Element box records
Start

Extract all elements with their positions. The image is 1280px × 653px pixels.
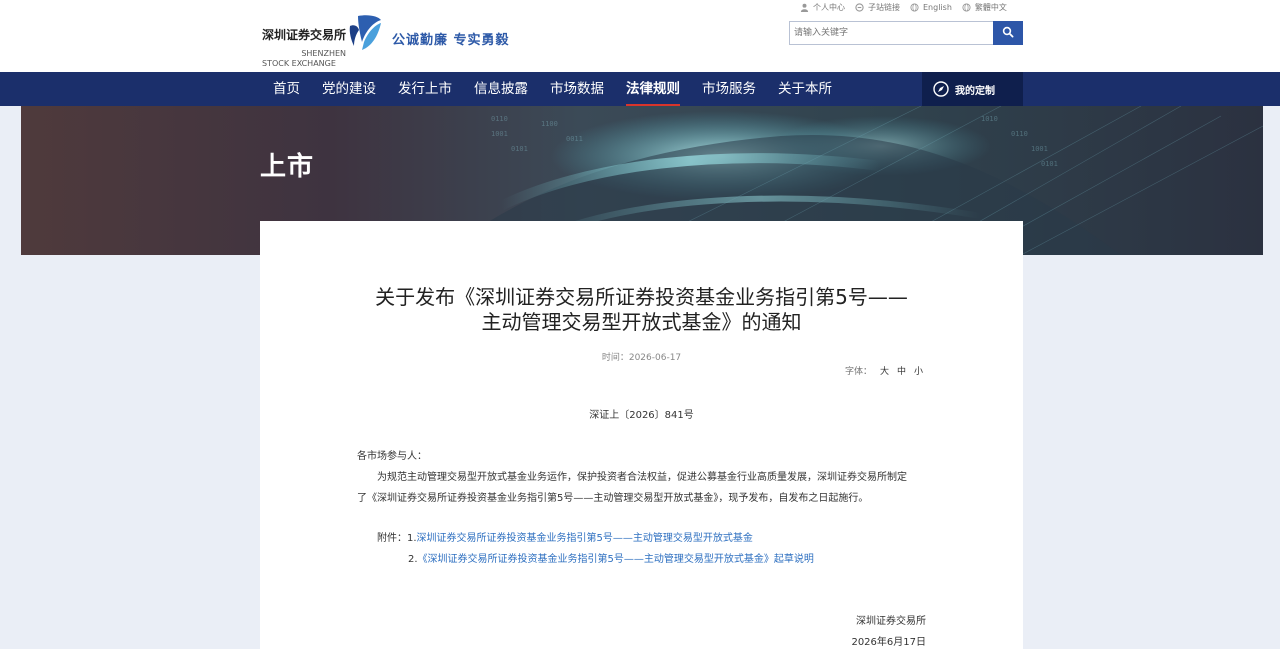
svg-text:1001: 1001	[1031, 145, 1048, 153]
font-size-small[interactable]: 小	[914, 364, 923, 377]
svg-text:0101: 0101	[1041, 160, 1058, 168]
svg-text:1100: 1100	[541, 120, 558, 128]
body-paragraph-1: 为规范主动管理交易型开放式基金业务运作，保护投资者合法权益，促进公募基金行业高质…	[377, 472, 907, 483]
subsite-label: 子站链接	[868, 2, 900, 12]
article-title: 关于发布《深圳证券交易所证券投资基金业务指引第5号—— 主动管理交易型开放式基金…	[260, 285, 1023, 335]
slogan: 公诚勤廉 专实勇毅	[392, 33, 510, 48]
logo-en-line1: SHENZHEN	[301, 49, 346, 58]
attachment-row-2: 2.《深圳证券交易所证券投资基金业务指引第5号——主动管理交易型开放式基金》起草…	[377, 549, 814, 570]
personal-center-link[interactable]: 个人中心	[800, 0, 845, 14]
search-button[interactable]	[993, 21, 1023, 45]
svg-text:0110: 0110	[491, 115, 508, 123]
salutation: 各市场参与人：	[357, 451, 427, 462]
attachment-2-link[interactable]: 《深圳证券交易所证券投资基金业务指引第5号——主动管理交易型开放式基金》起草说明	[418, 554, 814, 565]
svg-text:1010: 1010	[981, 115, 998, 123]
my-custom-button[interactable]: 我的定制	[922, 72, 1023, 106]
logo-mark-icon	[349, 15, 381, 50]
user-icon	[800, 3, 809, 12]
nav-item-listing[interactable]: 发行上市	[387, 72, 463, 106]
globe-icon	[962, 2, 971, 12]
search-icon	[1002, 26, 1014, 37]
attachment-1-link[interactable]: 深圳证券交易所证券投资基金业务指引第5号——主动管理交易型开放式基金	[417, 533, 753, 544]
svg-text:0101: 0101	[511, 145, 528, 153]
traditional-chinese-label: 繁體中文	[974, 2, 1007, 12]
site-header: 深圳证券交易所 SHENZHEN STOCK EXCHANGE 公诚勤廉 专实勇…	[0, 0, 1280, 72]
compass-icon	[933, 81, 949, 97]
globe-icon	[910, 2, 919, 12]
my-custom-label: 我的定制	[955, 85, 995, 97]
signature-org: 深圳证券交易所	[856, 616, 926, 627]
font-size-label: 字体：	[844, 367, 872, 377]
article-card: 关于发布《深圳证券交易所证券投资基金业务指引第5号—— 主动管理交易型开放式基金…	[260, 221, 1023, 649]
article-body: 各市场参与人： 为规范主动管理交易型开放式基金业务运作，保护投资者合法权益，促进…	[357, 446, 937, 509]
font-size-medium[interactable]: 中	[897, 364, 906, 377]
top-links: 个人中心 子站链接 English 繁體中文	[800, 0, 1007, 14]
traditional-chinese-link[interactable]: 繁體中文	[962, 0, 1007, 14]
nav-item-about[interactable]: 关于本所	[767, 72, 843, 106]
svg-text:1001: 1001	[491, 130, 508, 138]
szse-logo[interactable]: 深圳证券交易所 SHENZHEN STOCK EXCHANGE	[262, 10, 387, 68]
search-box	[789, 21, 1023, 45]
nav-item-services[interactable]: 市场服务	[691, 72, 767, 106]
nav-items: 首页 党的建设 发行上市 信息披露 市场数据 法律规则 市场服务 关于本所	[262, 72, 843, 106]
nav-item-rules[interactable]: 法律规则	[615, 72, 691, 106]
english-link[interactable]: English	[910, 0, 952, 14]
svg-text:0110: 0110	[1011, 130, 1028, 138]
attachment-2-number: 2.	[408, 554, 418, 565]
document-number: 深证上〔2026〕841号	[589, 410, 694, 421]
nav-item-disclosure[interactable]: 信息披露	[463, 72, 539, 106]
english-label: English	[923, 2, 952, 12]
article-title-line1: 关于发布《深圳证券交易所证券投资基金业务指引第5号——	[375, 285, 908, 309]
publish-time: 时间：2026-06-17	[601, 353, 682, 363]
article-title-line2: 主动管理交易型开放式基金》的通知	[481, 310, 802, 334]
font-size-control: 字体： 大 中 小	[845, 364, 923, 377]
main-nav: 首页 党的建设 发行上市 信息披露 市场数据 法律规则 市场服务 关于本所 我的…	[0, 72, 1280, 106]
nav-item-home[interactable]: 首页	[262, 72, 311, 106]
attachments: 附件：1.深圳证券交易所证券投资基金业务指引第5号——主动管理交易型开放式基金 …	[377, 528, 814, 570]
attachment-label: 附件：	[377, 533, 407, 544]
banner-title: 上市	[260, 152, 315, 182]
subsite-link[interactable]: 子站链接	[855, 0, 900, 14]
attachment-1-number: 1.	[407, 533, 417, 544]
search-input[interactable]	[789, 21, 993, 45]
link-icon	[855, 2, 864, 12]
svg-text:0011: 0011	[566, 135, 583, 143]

End

EXERCISE DIRECTIONS: Reproduce every line of the listing above word for word, leaving out the picture.

FULL ANSWER:
Extract all elements with their positions. The image is 1280px × 653px pixels.
svg-text:1001: 1001	[1031, 145, 1048, 153]
font-size-small[interactable]: 小	[914, 364, 923, 377]
svg-text:0101: 0101	[1041, 160, 1058, 168]
svg-text:1100: 1100	[541, 120, 558, 128]
body-paragraph-1: 为规范主动管理交易型开放式基金业务运作，保护投资者合法权益，促进公募基金行业高质…	[377, 472, 907, 483]
subsite-label: 子站链接	[868, 2, 900, 12]
article-title: 关于发布《深圳证券交易所证券投资基金业务指引第5号—— 主动管理交易型开放式基金…	[260, 285, 1023, 335]
slogan: 公诚勤廉 专实勇毅	[392, 33, 510, 48]
logo-en-line1: SHENZHEN	[301, 49, 346, 58]
attachment-row-2: 2.《深圳证券交易所证券投资基金业务指引第5号——主动管理交易型开放式基金》起草…	[377, 549, 814, 570]
personal-center-link[interactable]: 个人中心	[800, 0, 845, 14]
search-button[interactable]	[993, 21, 1023, 45]
svg-text:0110: 0110	[491, 115, 508, 123]
salutation: 各市场参与人：	[357, 451, 427, 462]
attachment-2-link[interactable]: 《深圳证券交易所证券投资基金业务指引第5号——主动管理交易型开放式基金》起草说明	[418, 554, 814, 565]
svg-text:1010: 1010	[981, 115, 998, 123]
my-custom-button[interactable]: 我的定制	[922, 72, 1023, 106]
logo-mark-icon	[349, 15, 381, 50]
user-icon	[800, 3, 809, 12]
nav-item-listing[interactable]: 发行上市	[387, 72, 463, 106]
globe-icon	[962, 2, 971, 12]
search-icon	[1002, 26, 1014, 37]
attachment-1-link[interactable]: 深圳证券交易所证券投资基金业务指引第5号——主动管理交易型开放式基金	[417, 533, 753, 544]
svg-text:0101: 0101	[511, 145, 528, 153]
traditional-chinese-label: 繁體中文	[974, 2, 1007, 12]
site-header: 深圳证券交易所 SHENZHEN STOCK EXCHANGE 公诚勤廉 专实勇…	[0, 0, 1280, 72]
compass-icon	[933, 81, 949, 97]
globe-icon	[910, 2, 919, 12]
my-custom-label: 我的定制	[955, 85, 995, 97]
signature-org: 深圳证券交易所	[856, 616, 926, 627]
font-size-label: 字体：	[844, 367, 872, 377]
article-card: 关于发布《深圳证券交易所证券投资基金业务指引第5号—— 主动管理交易型开放式基金…	[260, 221, 1023, 649]
article-body: 各市场参与人： 为规范主动管理交易型开放式基金业务运作，保护投资者合法权益，促进…	[357, 446, 937, 509]
font-size-medium[interactable]: 中	[897, 364, 906, 377]
top-links: 个人中心 子站链接 English 繁體中文	[800, 0, 1007, 14]
traditional-chinese-link[interactable]: 繁體中文	[962, 0, 1007, 14]
nav-item-about[interactable]: 关于本所	[767, 72, 843, 106]
svg-text:1001: 1001	[491, 130, 508, 138]
szse-logo[interactable]: 深圳证券交易所 SHENZHEN STOCK EXCHANGE	[262, 10, 387, 68]
search-box	[789, 21, 1023, 45]
nav-item-services[interactable]: 市场服务	[691, 72, 767, 106]
nav-items: 首页 党的建设 发行上市 信息披露 市场数据 法律规则 市场服务 关于本所	[262, 72, 843, 106]
nav-item-rules[interactable]: 法律规则	[615, 72, 691, 106]
english-link[interactable]: English	[910, 0, 952, 14]
svg-text:0110: 0110	[1011, 130, 1028, 138]
attachment-2-number: 2.	[408, 554, 418, 565]
document-number: 深证上〔2026〕841号	[589, 410, 694, 421]
nav-item-disclosure[interactable]: 信息披露	[463, 72, 539, 106]
english-label: English	[923, 2, 952, 12]
article-title-line1: 关于发布《深圳证券交易所证券投资基金业务指引第5号——	[375, 285, 908, 309]
publish-time: 时间：2026-06-17	[601, 353, 682, 363]
article-title-line2: 主动管理交易型开放式基金》的通知	[481, 310, 802, 334]
font-size-control: 字体： 大 中 小	[845, 364, 923, 377]
main-nav: 首页 党的建设 发行上市 信息披露 市场数据 法律规则 市场服务 关于本所 我的…	[0, 72, 1280, 106]
nav-item-home[interactable]: 首页	[262, 72, 311, 106]
attachments: 附件：1.深圳证券交易所证券投资基金业务指引第5号——主动管理交易型开放式基金 …	[377, 528, 814, 570]
attachment-label: 附件：	[377, 533, 407, 544]
banner-title: 上市	[260, 152, 315, 182]
subsite-link[interactable]: 子站链接	[855, 0, 900, 14]
attachment-1-number: 1.	[407, 533, 417, 544]
search-input[interactable]	[789, 21, 993, 45]
link-icon	[855, 2, 864, 12]
svg-text:0011: 0011	[566, 135, 583, 143]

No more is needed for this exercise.